# WHAT IS EXPECTED
Every line below that includes "JSON" counts toward the total. Report that total alone.
### DATA SUPPLIED ###
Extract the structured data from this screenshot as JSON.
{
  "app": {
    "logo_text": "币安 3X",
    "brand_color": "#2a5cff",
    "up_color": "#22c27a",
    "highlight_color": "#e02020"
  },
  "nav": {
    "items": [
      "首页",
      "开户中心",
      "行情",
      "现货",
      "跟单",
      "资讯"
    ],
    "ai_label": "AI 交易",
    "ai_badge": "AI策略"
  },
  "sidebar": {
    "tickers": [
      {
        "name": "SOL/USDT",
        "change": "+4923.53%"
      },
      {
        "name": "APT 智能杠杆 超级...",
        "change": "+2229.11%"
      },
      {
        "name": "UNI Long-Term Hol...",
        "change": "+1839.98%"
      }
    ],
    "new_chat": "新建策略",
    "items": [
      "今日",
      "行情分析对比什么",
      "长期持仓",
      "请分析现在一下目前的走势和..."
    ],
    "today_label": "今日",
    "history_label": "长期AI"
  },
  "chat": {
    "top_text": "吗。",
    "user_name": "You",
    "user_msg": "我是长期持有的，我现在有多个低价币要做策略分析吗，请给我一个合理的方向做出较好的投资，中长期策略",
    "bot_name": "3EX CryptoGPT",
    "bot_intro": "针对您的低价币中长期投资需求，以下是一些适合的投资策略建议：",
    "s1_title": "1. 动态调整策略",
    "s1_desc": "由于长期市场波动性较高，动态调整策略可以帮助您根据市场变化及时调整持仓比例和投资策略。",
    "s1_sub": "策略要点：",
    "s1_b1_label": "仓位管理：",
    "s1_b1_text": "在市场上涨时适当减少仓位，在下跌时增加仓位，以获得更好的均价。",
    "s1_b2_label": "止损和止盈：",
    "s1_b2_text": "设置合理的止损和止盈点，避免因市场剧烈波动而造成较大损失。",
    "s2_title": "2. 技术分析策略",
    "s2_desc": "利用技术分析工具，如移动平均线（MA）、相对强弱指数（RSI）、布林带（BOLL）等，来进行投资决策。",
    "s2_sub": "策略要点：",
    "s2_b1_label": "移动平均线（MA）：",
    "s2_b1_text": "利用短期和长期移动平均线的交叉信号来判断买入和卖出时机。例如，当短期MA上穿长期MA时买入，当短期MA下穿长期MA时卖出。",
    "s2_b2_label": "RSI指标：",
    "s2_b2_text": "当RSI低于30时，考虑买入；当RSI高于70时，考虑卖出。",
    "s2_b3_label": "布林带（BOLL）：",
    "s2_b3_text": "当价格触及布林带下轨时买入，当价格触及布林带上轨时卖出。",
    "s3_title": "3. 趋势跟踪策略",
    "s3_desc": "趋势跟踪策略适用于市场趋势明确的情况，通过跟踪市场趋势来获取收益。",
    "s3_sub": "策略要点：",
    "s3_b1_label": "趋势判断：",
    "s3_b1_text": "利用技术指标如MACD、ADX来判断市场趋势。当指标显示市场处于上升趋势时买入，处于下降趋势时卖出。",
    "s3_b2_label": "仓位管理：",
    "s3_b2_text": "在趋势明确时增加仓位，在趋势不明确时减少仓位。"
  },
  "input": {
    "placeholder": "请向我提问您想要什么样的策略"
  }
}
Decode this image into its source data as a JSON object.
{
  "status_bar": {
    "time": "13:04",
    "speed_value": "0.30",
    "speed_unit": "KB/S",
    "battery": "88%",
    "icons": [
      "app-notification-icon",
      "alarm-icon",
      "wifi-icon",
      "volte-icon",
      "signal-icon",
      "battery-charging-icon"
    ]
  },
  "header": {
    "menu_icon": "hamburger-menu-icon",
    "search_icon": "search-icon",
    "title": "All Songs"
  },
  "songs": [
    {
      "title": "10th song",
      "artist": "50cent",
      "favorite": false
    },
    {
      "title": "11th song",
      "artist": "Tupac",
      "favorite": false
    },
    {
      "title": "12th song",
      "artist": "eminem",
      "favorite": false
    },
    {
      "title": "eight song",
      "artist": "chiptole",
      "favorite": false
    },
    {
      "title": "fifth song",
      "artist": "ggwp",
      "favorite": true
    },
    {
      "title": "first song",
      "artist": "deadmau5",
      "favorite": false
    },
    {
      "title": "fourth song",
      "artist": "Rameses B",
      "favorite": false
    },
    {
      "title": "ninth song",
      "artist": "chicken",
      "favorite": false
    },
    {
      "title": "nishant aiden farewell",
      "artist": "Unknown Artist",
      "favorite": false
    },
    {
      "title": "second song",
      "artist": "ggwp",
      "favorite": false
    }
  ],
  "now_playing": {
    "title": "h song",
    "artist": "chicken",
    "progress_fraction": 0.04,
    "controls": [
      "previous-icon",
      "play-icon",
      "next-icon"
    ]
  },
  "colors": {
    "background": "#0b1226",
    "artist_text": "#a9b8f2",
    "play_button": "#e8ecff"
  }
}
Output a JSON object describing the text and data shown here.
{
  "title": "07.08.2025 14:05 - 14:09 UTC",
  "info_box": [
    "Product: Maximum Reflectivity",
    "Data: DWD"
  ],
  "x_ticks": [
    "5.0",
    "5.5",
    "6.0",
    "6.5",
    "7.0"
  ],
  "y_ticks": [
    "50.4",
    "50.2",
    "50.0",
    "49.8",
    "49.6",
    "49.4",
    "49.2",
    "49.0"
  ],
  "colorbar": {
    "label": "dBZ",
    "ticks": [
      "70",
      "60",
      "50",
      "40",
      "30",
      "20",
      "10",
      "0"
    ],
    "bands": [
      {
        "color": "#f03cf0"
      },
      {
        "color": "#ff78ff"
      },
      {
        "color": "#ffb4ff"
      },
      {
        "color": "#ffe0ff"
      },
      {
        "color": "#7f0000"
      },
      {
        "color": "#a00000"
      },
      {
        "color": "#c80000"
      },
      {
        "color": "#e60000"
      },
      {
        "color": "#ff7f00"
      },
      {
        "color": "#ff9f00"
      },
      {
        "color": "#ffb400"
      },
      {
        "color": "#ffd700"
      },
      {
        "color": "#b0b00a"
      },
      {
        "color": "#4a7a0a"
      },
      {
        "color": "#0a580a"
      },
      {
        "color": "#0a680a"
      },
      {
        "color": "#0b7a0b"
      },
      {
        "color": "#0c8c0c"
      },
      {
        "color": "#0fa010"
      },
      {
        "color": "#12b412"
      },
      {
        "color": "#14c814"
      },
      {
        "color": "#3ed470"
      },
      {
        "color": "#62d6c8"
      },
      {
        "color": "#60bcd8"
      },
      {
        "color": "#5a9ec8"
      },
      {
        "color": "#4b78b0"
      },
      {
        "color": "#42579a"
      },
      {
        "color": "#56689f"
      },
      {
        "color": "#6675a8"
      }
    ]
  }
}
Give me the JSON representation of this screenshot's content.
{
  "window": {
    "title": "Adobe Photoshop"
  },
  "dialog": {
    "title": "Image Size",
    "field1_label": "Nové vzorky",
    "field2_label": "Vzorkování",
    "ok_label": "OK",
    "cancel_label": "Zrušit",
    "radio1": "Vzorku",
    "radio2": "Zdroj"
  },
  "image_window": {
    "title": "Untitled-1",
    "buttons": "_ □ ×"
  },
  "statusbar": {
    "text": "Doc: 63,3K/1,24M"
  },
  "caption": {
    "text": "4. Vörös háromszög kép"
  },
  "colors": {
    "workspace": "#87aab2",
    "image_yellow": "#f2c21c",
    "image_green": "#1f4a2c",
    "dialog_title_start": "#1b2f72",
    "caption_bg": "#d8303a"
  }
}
###
# ANSWER TO THIS EXERCISE
4